INSTRUCTIONS TO FOLLOW: Give the count of lines holding the string "elektrycznie" and nothing else.

STORED DATA:
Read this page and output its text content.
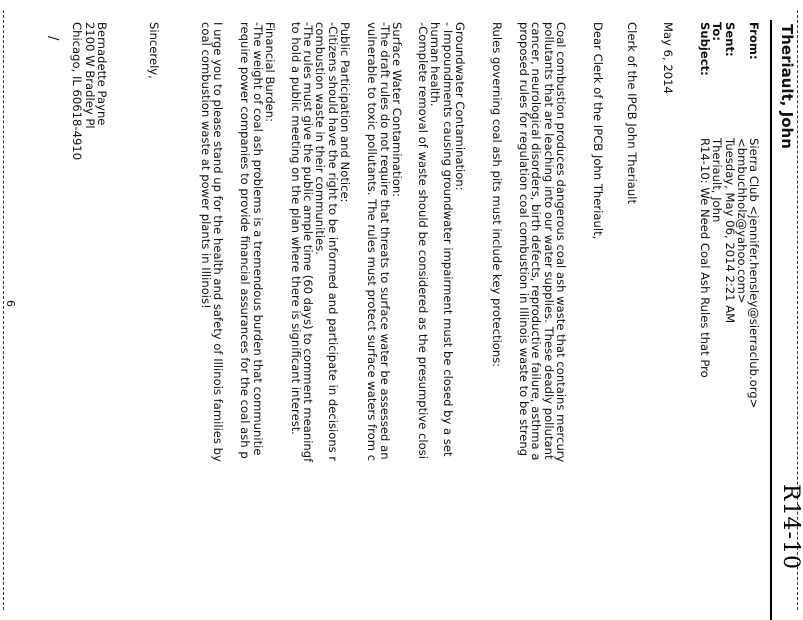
Theriault, John
R14-10
From:
Sierra Club <jennifer.hensley@sierraclub.org>
<bmbuchholz@yahoo.com>
Sent:
Tuesday, May 06, 2014 2:21 AM
To:
Theriault, John
Subject:
R14-10: We Need Coal Ash Rules that Pro
May 6, 2014
Clerk of the IPCB John Theriault
Dear Clerk of the IPCB John Theriault,
Coal combustion produces dangerous coal ash waste that contains mercury
pollutants that are leaching into our water supplies. These deadly pollutant
cancer, neurological disorders, birth defects, reproductive failure, asthma a
proposed rules for regulation coal combustion in Illinois waste to be streng
Rules governing coal ash pits must include key protections:
Groundwater Contamination:
- Impoundments causing groundwater impairment must be closed by a set
human health.
-Complete removal of waste should be considered as the presumptive closi
Surface Water Contamination:
-The draft rules do not require that threats to surface water be assessed an
vulnerable to toxic pollutants. The rules must protect surface waters from c
Public Participation and Notice:
-Citizens should have the right to be informed and participate in decisions r
combustion waste in their communities.
-The rules must give the public ample time (60 days) to comment meaningf
to hold a public meeting on the plan where there is significant interest.
Financial Burden:
-The weight of coal ash problems is a tremendous burden that communitie
require power companies to provide financial assurances for the coal ash p
I urge you to please stand up for the health and safety of Illinois families by
coal combustion waste at power plants in Illinois!
Sincerely,
Bernadette Payne
2100 W Bradley Pl
Chicago, IL 60618-4910
/
6
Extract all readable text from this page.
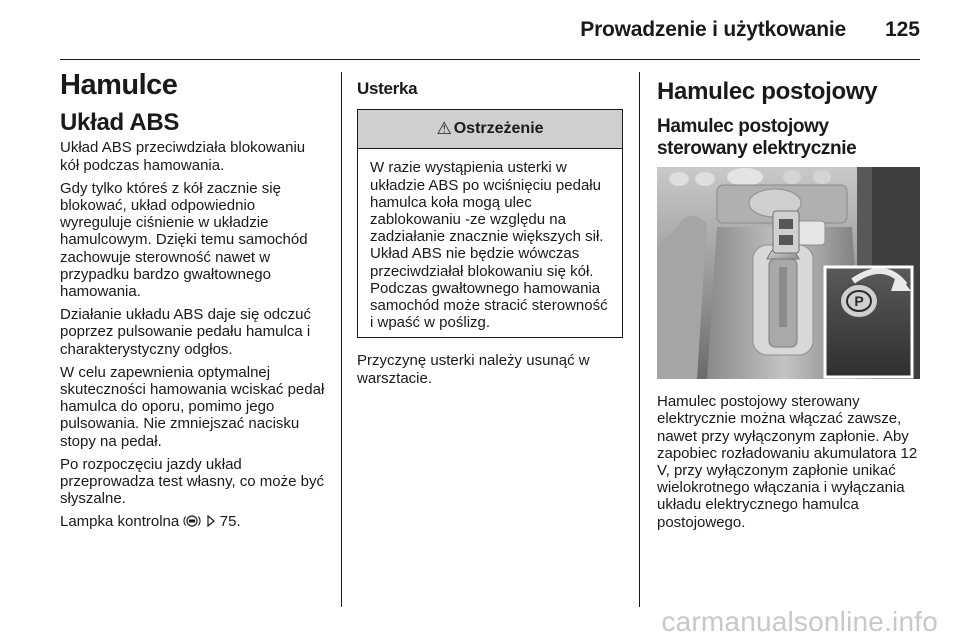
Prowadzenie i użytkowanie	125
Hamulce
Układ ABS

Układ ABS przeciwdziała blokowaniu kół podczas hamowania.

Gdy tylko któreś z kół zacznie się blokować, układ odpowiednio wyreguluje ciśnienie w układzie hamulcowym. Dzięki temu samochód zachowuje sterowność nawet w przypadku bardzo gwałtownego hamowania.

Działanie układu ABS daje się odczuć poprzez pulsowanie pedału hamulca i charakterystyczny odgłos.

W celu zapewnienia optymalnej skuteczności hamowania wciskać pedał hamulca do oporu, pomimo jego pulsowania. Nie zmniejszać nacisku stopy na pedał.

Po rozpoczęciu jazdy układ przeprowadza test własny, co może być słyszalne.

Lampka kontrolna	75.

Usterka
⚠ Ostrzeżenie

W razie wystąpienia usterki w układzie ABS po wciśnięciu pedału hamulca koła mogą ulec zablokowaniu -ze względu na zadziałanie znacznie większych sił. Układ ABS nie będzie wówczas przeciwdziałał blokowaniu się kół. Podczas gwałtownego hamowania samochód może stracić sterowność i wpaść w poślizg.

Przyczynę usterki należy usunąć w warsztacie.

Hamulec postojowy
Hamulec postojowy sterowany elektrycznie
P

Hamulec postojowy sterowany elektrycznie można włączać zawsze, nawet przy wyłączonym zapłonie. Aby zapobiec rozładowaniu akumulatora 12 V, przy wyłączonym zapłonie unikać wielokrotnego włączania i wyłączania układu elektrycznego hamulca postojowego.

carmanualsonline.info
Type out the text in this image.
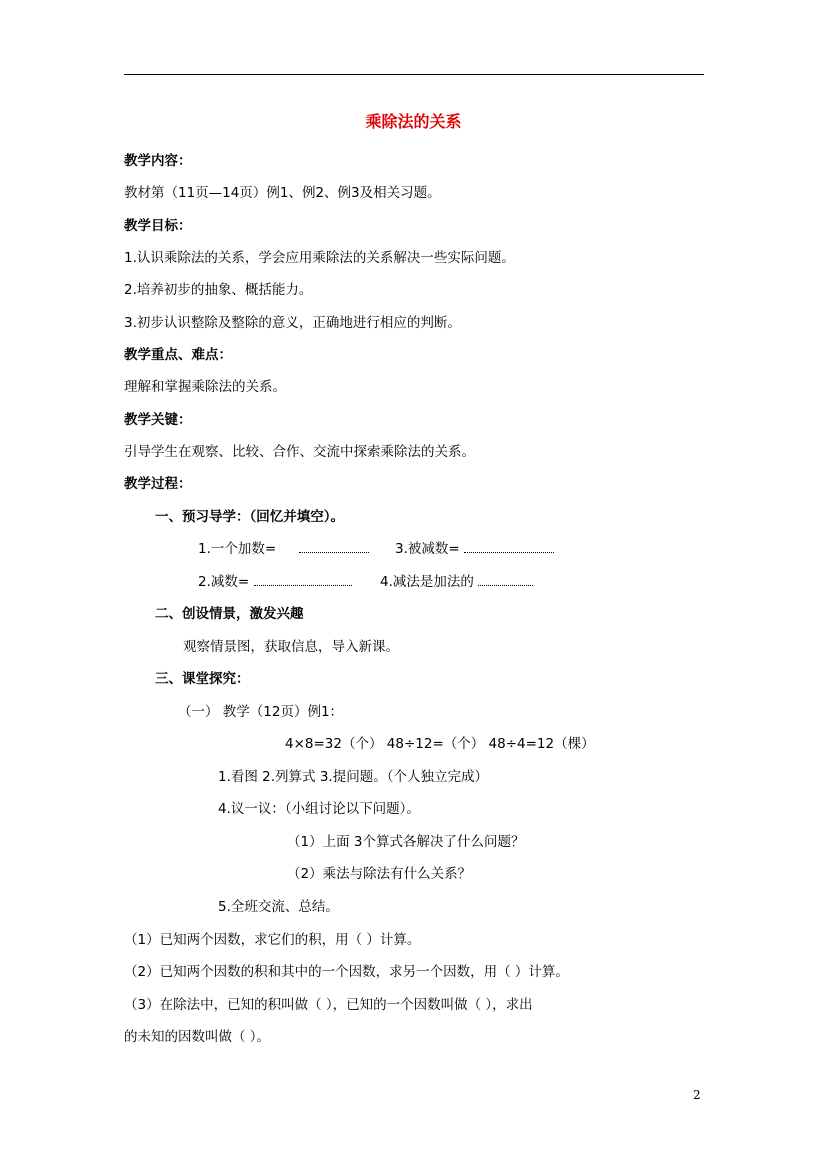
乘除法的关系
教学内容：
教材第（11页—14页）例1、例2、例3及相关习题。
教学目标：
1.认识乘除法的关系，学会应用乘除法的关系解决一些实际问题。
2.培养初步的抽象、概括能力。
3.初步认识整除及整除的意义，正确地进行相应的判断。
教学重点、难点：
理解和掌握乘除法的关系。
教学关键：
引导学生在观察、比较、合作、交流中探索乘除法的关系。
教学过程：
一、预习导学：（回忆并填空）。
1.一个加数=	3.被减数=
2.减数=	4.减法是加法的
二、创设情景，激发兴趣
观察情景图，获取信息，导入新课。
三、课堂探究：
（一） 教学（12页）例1：
4×8=32（个） 48÷12=（个） 48÷4=12（棵）
1.看图 2.列算式 3.提问题。（个人独立完成）
4.议一议：（小组讨论以下问题）。
（1）上面 3个算式各解决了什么问题？
（2）乘法与除法有什么关系？
5.全班交流、总结。
（1）已知两个因数，求它们的积，用（ ）计算。
（2）已知两个因数的积和其中的一个因数，求另一个因数，用（ ）计算。
（3）在除法中，已知的积叫做（ ），已知的一个因数叫做（ ），求出
的未知的因数叫做（ ）。
2
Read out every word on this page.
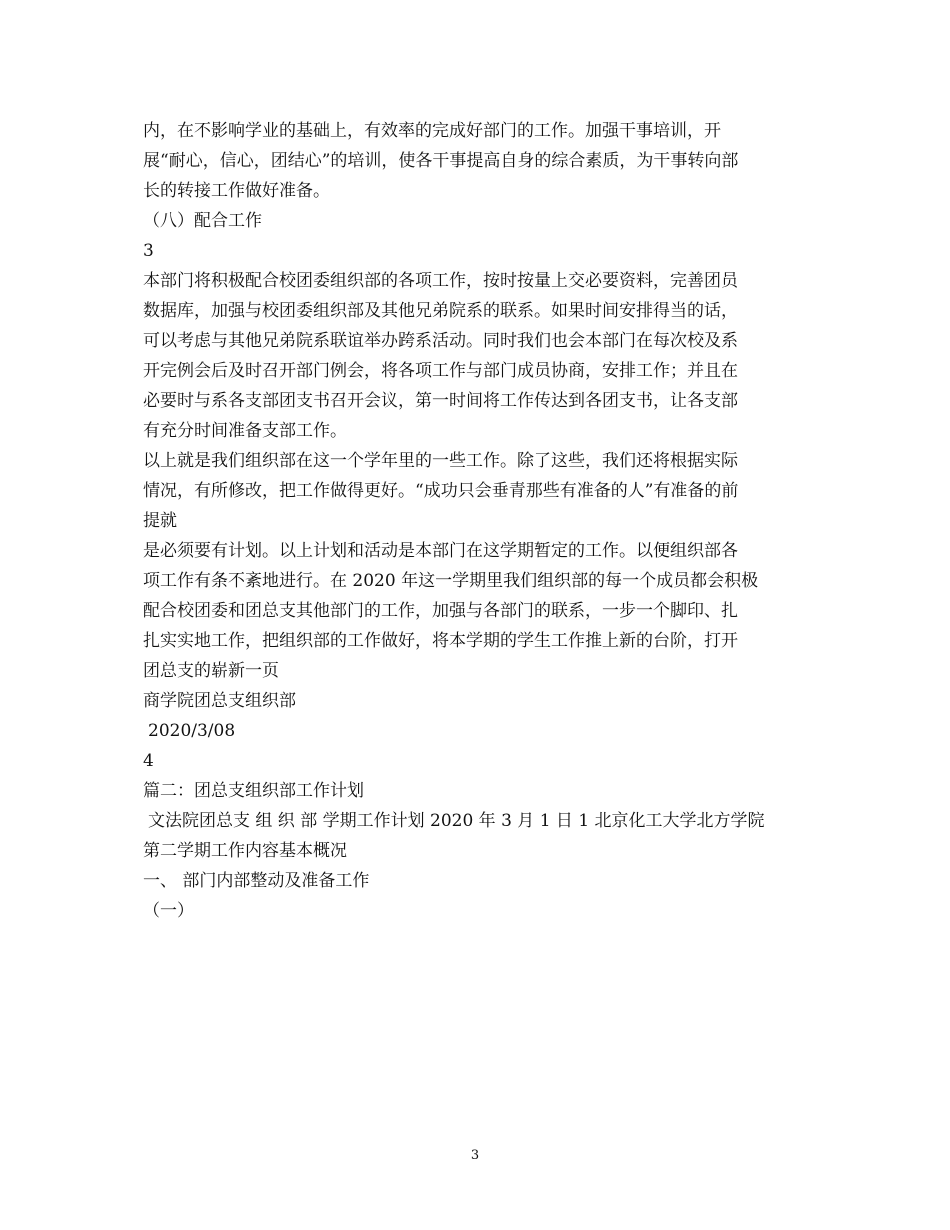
内，在不影响学业的基础上，有效率的完成好部门的工作。加强干事培训，开
展“耐心，信心，团结心”的培训，使各干事提高自身的综合素质，为干事转向部
长的转接工作做好准备。
（八）配合工作
3
本部门将积极配合校团委组织部的各项工作，按时按量上交必要资料，完善团员
数据库，加强与校团委组织部及其他兄弟院系的联系。如果时间安排得当的话，
可以考虑与其他兄弟院系联谊举办跨系活动。同时我们也会本部门在每次校及系
开完例会后及时召开部门例会，将各项工作与部门成员协商，安排工作；并且在
必要时与系各支部团支书召开会议，第一时间将工作传达到各团支书，让各支部
有充分时间准备支部工作。
以上就是我们组织部在这一个学年里的一些工作。除了这些，我们还将根据实际
情况，有所修改，把工作做得更好。“成功只会垂青那些有准备的人”有准备的前
提就
是必须要有计划。以上计划和活动是本部门在这学期暂定的工作。以便组织部各
项工作有条不紊地进行。在 2020 年这一学期里我们组织部的每一个成员都会积极
配合校团委和团总支其他部门的工作，加强与各部门的联系，一步一个脚印、扎
扎实实地工作，把组织部的工作做好，将本学期的学生工作推上新的台阶，打开
团总支的崭新一页
商学院团总支组织部
2020/3/08
4
篇二：团总支组织部工作计划
文法院团总支 组 织 部 学期工作计划 2020 年 3 月 1 日 1 北京化工大学北方学院
第二学期工作内容基本概况
一、 部门内部整动及准备工作
（一）
3
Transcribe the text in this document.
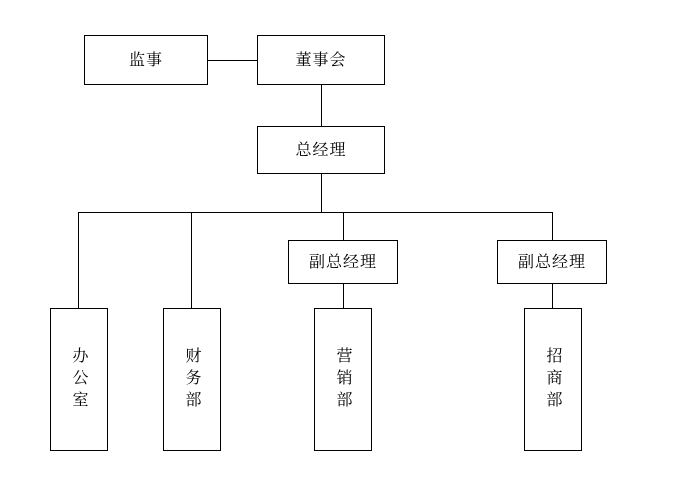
监事	董事会
总经理
副总经理	副总经理
办公室	财务部	营销部	招商部
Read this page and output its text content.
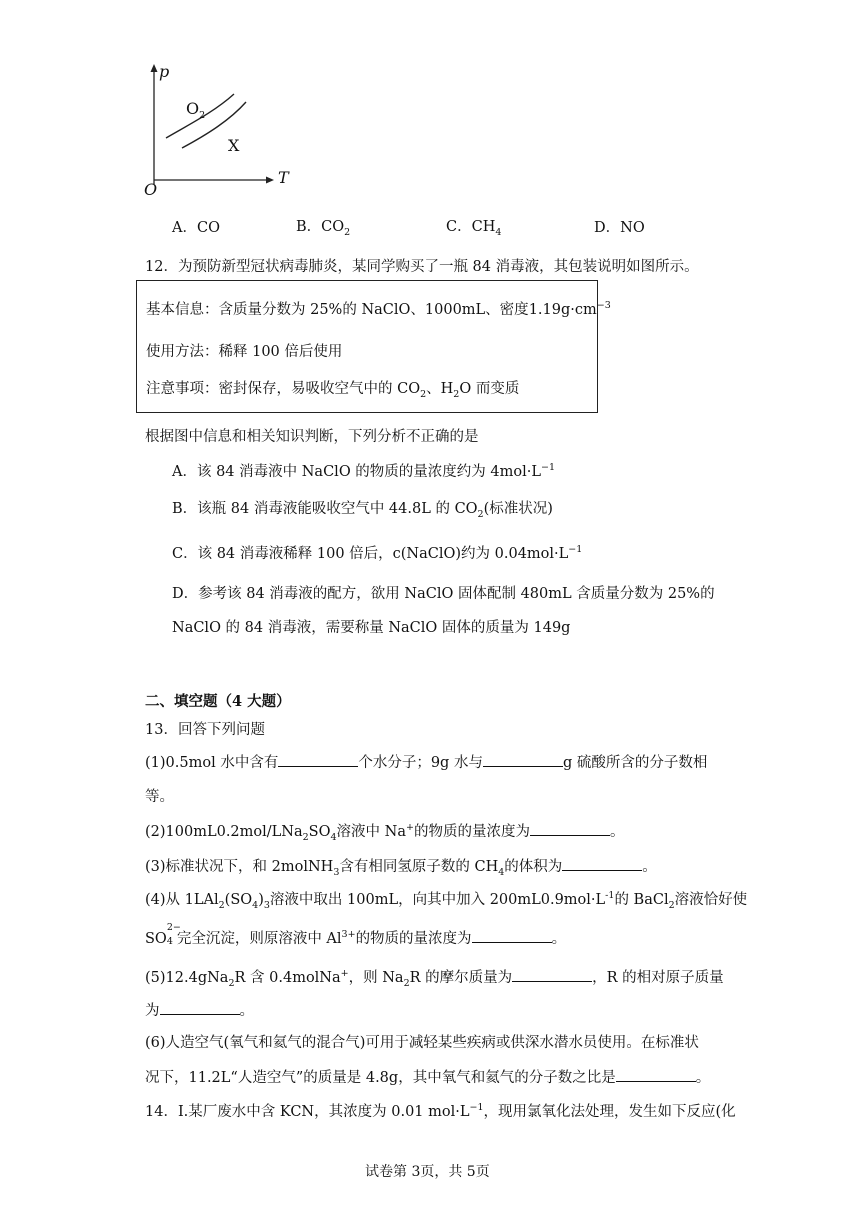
p
T
O
$O_2$
X
A．CO	B．$CO_2$	C．$CH_4$	D．NO
12．为预防新型冠状病毒肺炎，某同学购买了一瓶 84 消毒液，其包装说明如图所示。
基本信息：含质量分数为 25%的 NaClO、1000mL、密度$1.19g\cdot cm^{-3}$
使用方法：稀释 100 倍后使用
注意事项：密封保存，易吸收空气中的 $CO_2$、$H_2O$ 而变质
根据图中信息和相关知识判断，下列分析不正确的是
A．该 84 消毒液中 NaClO 的物质的量浓度约为 $4mol\cdot L^{-1}$
B．该瓶 84 消毒液能吸收空气中 44.8L 的 $CO_2$(标准状况)
C．该 84 消毒液稀释 100 倍后，c(NaClO)约为 $0.04mol\cdot L^{-1}$
D．参考该 84 消毒液的配方，欲用 NaClO 固体配制 480mL 含质量分数为 25%的
NaClO 的 84 消毒液，需要称量 NaClO 固体的质量为 149g
二、填空题（4 大题）
13．回答下列问题
(1)0.5mol 水中含有	个水分子；9g 水与	g 硫酸所含的分子数相
等。
$(2)100mL0.2mol/LNa_2SO_4$溶液中 Na+的物质的量浓度为	。
(3)标准状况下，和 2molNH$_3$含有相同氢原子数的 $CH_4$的体积为	。
(4)从 $1LAl_2(SO_4)_3$溶液中取出 100mL，向其中加入 $200mL0.9mol\cdot L^{-1}$的 BaCl$_2$溶液恰好使
SO
2−
4 完全沉淀，则原溶液中 $Al^{3+}$的物质的量浓度为	。
(5)12.4gNa$_2$R 含 0.4molNa+，则 $Na_2R$ 的摩尔质量为	，R 的相对原子质量
为	。
(6)人造空气(氧气和氦气的混合气)可用于减轻某些疾病或供深水潜水员使用。在标准状
况下，11.2L“人造空气”的质量是 4.8g，其中氧气和氦气的分子数之比是	。
14．I.某厂废水中含 KCN，其浓度为 0.01 $mol\cdot L^{-1}$，现用氯氧化法处理，发生如下反应(化
试卷第 3页，共 5页
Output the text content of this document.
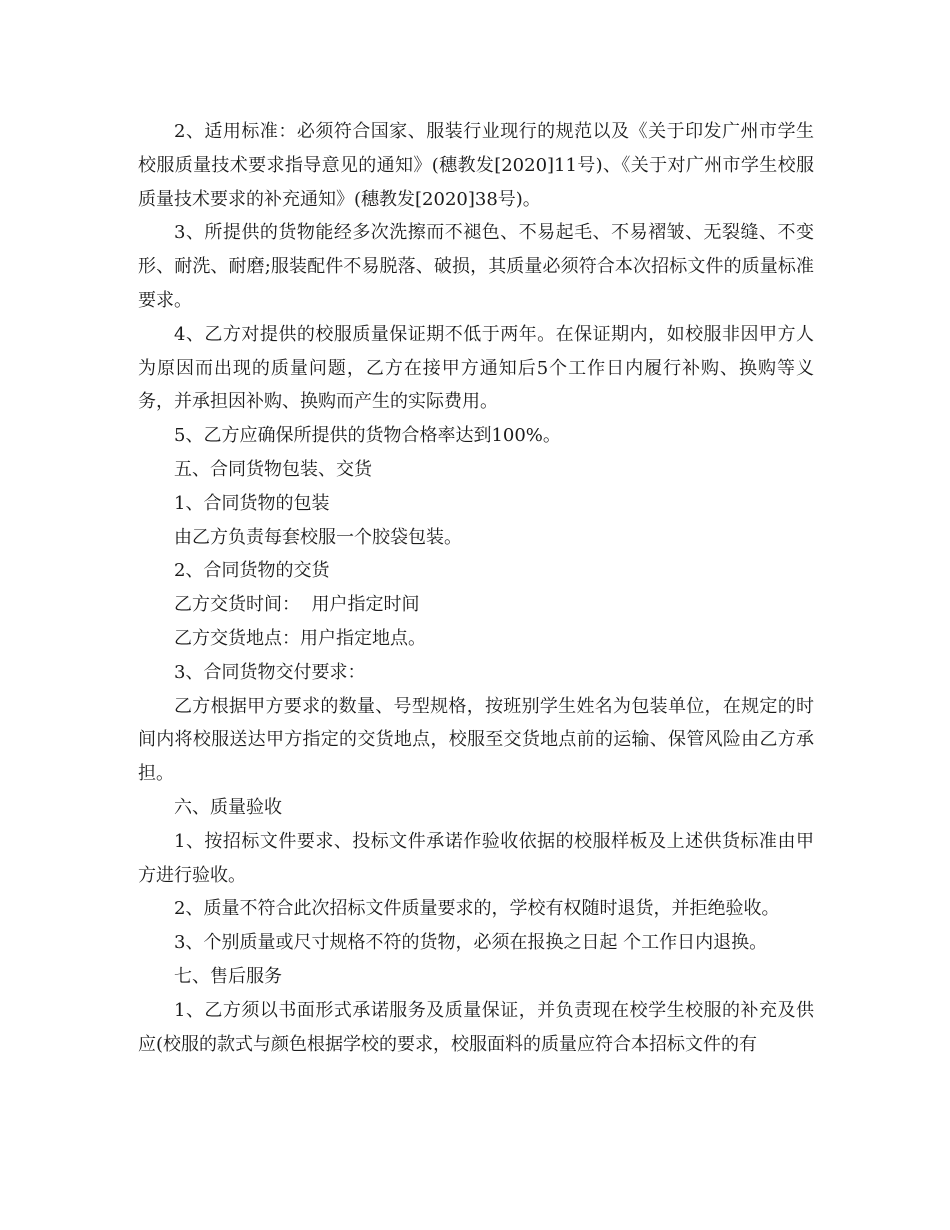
2、适用标准：必须符合国家、服装行业现行的规范以及《关于印发广州市学生校服质量技术要求指导意见的通知》(穗教发[2020]11号)、《关于对广州市学生校服质量技术要求的补充通知》(穗教发[2020]38号)。

3、所提供的货物能经多次洗擦而不褪色、不易起毛、不易褶皱、无裂缝、不变形、耐洗、耐磨;服装配件不易脱落、破损，其质量必须符合本次招标文件的质量标准要求。

4、乙方对提供的校服质量保证期不低于两年。在保证期内，如校服非因甲方人为原因而出现的质量问题，乙方在接甲方通知后5个工作日内履行补购、换购等义务，并承担因补购、换购而产生的实际费用。

5、乙方应确保所提供的货物合格率达到100%。

五、合同货物包装、交货

1、合同货物的包装

由乙方负责每套校服一个胶袋包装。

2、合同货物的交货

乙方交货时间：  用户指定时间

乙方交货地点：用户指定地点。

3、合同货物交付要求：

乙方根据甲方要求的数量、号型规格，按班别学生姓名为包装单位，在规定的时间内将校服送达甲方指定的交货地点，校服至交货地点前的运输、保管风险由乙方承担。

六、质量验收

1、按招标文件要求、投标文件承诺作验收依据的校服样板及上述供货标准由甲方进行验收。

2、质量不符合此次招标文件质量要求的，学校有权随时退货，并拒绝验收。

3、个别质量或尺寸规格不符的货物，必须在报换之日起 个工作日内退换。

七、售后服务

1、乙方须以书面形式承诺服务及质量保证，并负责现在校学生校服的补充及供应(校服的款式与颜色根据学校的要求，校服面料的质量应符合本招标文件的有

SOLUTION FOR THIS PROBLEM: 2